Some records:
◆ ◆ ◆ ◆ ◆ ◆ ◆
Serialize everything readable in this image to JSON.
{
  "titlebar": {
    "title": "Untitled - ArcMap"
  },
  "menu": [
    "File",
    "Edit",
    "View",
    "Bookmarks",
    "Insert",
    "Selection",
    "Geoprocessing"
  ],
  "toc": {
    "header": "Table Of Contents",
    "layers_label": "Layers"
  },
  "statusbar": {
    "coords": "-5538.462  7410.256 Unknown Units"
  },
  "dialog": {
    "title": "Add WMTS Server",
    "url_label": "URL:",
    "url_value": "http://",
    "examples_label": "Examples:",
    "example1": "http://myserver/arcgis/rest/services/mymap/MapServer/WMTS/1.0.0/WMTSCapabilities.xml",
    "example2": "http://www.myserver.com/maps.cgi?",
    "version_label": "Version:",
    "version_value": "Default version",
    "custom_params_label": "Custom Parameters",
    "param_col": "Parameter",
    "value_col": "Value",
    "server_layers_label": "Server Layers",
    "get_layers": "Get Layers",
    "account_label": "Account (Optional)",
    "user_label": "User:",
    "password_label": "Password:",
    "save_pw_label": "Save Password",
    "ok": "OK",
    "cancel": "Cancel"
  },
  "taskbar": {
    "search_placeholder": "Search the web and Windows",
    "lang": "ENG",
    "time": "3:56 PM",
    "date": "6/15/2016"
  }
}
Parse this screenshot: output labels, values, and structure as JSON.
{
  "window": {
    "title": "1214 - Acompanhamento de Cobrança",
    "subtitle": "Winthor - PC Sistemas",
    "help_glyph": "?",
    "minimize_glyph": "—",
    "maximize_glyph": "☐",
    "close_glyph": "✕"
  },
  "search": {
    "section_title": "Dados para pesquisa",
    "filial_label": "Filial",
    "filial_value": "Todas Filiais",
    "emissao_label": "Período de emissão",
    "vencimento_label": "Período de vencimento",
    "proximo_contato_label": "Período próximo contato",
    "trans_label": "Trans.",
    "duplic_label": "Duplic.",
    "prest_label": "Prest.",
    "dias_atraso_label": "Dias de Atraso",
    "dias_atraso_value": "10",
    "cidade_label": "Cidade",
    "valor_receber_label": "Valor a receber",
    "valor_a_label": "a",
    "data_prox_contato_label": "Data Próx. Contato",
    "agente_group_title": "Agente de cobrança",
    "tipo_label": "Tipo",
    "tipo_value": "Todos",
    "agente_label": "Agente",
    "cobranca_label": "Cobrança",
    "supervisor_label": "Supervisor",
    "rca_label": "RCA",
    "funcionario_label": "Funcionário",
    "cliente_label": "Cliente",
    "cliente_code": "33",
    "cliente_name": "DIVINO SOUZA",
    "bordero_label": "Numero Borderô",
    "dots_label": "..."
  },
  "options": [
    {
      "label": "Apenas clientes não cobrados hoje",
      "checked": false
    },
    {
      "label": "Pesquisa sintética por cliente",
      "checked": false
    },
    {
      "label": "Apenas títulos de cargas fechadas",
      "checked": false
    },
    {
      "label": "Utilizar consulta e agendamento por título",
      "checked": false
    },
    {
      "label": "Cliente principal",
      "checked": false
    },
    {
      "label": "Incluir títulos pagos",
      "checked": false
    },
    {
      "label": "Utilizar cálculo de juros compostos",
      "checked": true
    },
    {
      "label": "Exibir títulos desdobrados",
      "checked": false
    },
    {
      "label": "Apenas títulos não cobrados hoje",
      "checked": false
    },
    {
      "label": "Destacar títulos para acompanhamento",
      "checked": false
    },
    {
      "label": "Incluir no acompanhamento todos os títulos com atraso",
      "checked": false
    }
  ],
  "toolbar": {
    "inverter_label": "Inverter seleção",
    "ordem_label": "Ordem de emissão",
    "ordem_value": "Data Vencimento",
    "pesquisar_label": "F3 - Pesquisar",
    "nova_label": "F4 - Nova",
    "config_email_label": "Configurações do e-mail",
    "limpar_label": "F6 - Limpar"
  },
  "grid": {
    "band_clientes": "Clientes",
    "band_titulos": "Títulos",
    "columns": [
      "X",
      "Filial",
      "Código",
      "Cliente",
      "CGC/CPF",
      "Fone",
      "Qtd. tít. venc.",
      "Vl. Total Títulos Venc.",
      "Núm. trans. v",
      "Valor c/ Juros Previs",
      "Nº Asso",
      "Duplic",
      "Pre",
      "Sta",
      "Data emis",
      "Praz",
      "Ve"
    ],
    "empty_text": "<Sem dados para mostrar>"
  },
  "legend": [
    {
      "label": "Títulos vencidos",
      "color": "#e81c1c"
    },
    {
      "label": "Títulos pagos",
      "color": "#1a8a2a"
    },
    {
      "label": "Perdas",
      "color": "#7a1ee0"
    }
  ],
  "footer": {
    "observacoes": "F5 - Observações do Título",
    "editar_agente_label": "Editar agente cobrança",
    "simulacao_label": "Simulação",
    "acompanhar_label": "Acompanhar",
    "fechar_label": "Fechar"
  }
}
◆ ◆ ◆ ◆ ◆ ◆ ◆
Your task: Where a line holds "WMTS", copy that line.

Reply to the task:
    "title": "Add WMTS Server",
    "example1": "http://myserver/arcgis/rest/services/mymap/MapServer/WMTS/1.0.0/WMTSCapabilities.xml",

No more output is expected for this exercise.